_Supplied material_.
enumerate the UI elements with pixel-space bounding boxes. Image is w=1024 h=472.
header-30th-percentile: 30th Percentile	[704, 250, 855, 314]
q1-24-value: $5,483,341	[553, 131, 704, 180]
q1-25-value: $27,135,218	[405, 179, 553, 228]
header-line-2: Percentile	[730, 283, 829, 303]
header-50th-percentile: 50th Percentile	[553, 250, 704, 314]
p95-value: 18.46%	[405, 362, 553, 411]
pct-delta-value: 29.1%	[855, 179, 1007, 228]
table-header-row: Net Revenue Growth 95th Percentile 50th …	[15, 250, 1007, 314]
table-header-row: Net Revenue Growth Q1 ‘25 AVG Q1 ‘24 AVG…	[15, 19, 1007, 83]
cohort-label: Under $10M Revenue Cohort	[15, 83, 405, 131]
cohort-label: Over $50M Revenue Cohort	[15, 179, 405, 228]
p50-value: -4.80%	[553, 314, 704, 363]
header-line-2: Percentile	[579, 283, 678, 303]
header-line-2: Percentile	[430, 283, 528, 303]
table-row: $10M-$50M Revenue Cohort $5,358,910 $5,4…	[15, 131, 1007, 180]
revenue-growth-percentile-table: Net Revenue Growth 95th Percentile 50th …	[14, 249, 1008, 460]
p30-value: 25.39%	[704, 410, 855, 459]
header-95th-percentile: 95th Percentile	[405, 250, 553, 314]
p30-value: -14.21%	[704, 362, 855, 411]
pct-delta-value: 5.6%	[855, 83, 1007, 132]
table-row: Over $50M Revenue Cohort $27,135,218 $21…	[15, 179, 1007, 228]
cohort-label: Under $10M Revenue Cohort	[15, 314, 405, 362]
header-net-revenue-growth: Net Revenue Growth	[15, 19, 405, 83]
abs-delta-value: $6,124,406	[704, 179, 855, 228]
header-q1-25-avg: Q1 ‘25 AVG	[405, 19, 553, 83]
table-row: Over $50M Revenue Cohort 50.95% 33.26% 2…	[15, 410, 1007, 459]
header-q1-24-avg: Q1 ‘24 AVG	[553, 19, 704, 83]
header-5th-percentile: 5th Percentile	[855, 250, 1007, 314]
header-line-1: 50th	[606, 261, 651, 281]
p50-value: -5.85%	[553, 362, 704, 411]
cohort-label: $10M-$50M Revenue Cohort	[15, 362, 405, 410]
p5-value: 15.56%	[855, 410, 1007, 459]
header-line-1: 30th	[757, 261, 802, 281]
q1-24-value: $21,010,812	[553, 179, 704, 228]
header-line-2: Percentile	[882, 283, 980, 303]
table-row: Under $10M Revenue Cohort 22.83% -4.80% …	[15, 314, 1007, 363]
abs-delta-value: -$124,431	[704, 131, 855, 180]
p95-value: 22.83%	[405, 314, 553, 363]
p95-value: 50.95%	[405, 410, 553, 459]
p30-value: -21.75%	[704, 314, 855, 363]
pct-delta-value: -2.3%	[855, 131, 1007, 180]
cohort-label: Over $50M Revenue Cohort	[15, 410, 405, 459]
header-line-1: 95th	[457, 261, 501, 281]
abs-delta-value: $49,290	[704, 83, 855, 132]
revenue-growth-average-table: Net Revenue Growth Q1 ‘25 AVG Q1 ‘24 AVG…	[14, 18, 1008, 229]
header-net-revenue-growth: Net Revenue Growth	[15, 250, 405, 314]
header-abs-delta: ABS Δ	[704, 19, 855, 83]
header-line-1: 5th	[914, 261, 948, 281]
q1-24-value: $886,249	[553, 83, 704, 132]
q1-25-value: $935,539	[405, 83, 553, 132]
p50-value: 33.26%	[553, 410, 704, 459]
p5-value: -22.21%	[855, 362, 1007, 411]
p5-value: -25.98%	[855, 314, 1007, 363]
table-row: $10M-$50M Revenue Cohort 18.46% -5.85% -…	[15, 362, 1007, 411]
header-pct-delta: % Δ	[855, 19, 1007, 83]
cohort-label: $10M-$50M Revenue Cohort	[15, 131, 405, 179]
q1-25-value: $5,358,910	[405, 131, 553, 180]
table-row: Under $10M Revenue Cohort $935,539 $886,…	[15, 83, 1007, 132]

_Directive_. Rewrite the listing above with every instance of "Revenue Cohort" changed to "Revenue Segment", keeping everything else unchanged.

_Result_.
enumerate the UI elements with pixel-space bounding boxes. Image is w=1024 h=472.
header-30th-percentile: 30th Percentile	[704, 250, 855, 314]
q1-24-value: $5,483,341	[553, 131, 704, 180]
q1-25-value: $27,135,218	[405, 179, 553, 228]
header-line-2: Percentile	[730, 283, 829, 303]
header-50th-percentile: 50th Percentile	[553, 250, 704, 314]
p95-value: 18.46%	[405, 362, 553, 411]
pct-delta-value: 29.1%	[855, 179, 1007, 228]
table-header-row: Net Revenue Growth 95th Percentile 50th …	[15, 250, 1007, 314]
table-header-row: Net Revenue Growth Q1 ‘25 AVG Q1 ‘24 AVG…	[15, 19, 1007, 83]
cohort-label: Under $10M Revenue Segment	[15, 83, 405, 131]
cohort-label: Over $50M Revenue Segment	[15, 179, 405, 228]
p50-value: -4.80%	[553, 314, 704, 363]
header-line-2: Percentile	[579, 283, 678, 303]
header-line-2: Percentile	[430, 283, 528, 303]
table-row: $10M-$50M Revenue Segment $5,358,910 $5,4…	[15, 131, 1007, 180]
revenue-growth-percentile-table: Net Revenue Growth 95th Percentile 50th …	[14, 249, 1008, 460]
p30-value: 25.39%	[704, 410, 855, 459]
header-95th-percentile: 95th Percentile	[405, 250, 553, 314]
p30-value: -14.21%	[704, 362, 855, 411]
pct-delta-value: 5.6%	[855, 83, 1007, 132]
table-row: Over $50M Revenue Segment $27,135,218 $21…	[15, 179, 1007, 228]
cohort-label: Under $10M Revenue Segment	[15, 314, 405, 362]
header-net-revenue-growth: Net Revenue Growth	[15, 19, 405, 83]
abs-delta-value: $6,124,406	[704, 179, 855, 228]
header-q1-25-avg: Q1 ‘25 AVG	[405, 19, 553, 83]
table-row: Over $50M Revenue Segment 50.95% 33.26% 2…	[15, 410, 1007, 459]
header-q1-24-avg: Q1 ‘24 AVG	[553, 19, 704, 83]
header-5th-percentile: 5th Percentile	[855, 250, 1007, 314]
header-line-1: 50th	[606, 261, 651, 281]
p50-value: -5.85%	[553, 362, 704, 411]
cohort-label: $10M-$50M Revenue Segment	[15, 362, 405, 410]
p5-value: 15.56%	[855, 410, 1007, 459]
header-line-1: 30th	[757, 261, 802, 281]
q1-24-value: $21,010,812	[553, 179, 704, 228]
header-line-2: Percentile	[882, 283, 980, 303]
table-row: Under $10M Revenue Segment 22.83% -4.80% …	[15, 314, 1007, 363]
abs-delta-value: -$124,431	[704, 131, 855, 180]
p95-value: 22.83%	[405, 314, 553, 363]
p95-value: 50.95%	[405, 410, 553, 459]
p30-value: -21.75%	[704, 314, 855, 363]
pct-delta-value: -2.3%	[855, 131, 1007, 180]
cohort-label: Over $50M Revenue Segment	[15, 410, 405, 459]
header-line-1: 95th	[457, 261, 501, 281]
abs-delta-value: $49,290	[704, 83, 855, 132]
revenue-growth-average-table: Net Revenue Growth Q1 ‘25 AVG Q1 ‘24 AVG…	[14, 18, 1008, 229]
header-net-revenue-growth: Net Revenue Growth	[15, 250, 405, 314]
header-abs-delta: ABS Δ	[704, 19, 855, 83]
header-line-1: 5th	[914, 261, 948, 281]
q1-24-value: $886,249	[553, 83, 704, 132]
q1-25-value: $935,539	[405, 83, 553, 132]
p50-value: 33.26%	[553, 410, 704, 459]
p5-value: -22.21%	[855, 362, 1007, 411]
p5-value: -25.98%	[855, 314, 1007, 363]
table-row: $10M-$50M Revenue Segment 18.46% -5.85% -…	[15, 362, 1007, 411]
header-pct-delta: % Δ	[855, 19, 1007, 83]
cohort-label: $10M-$50M Revenue Segment	[15, 131, 405, 179]
q1-25-value: $5,358,910	[405, 131, 553, 180]
table-row: Under $10M Revenue Segment $935,539 $886,…	[15, 83, 1007, 132]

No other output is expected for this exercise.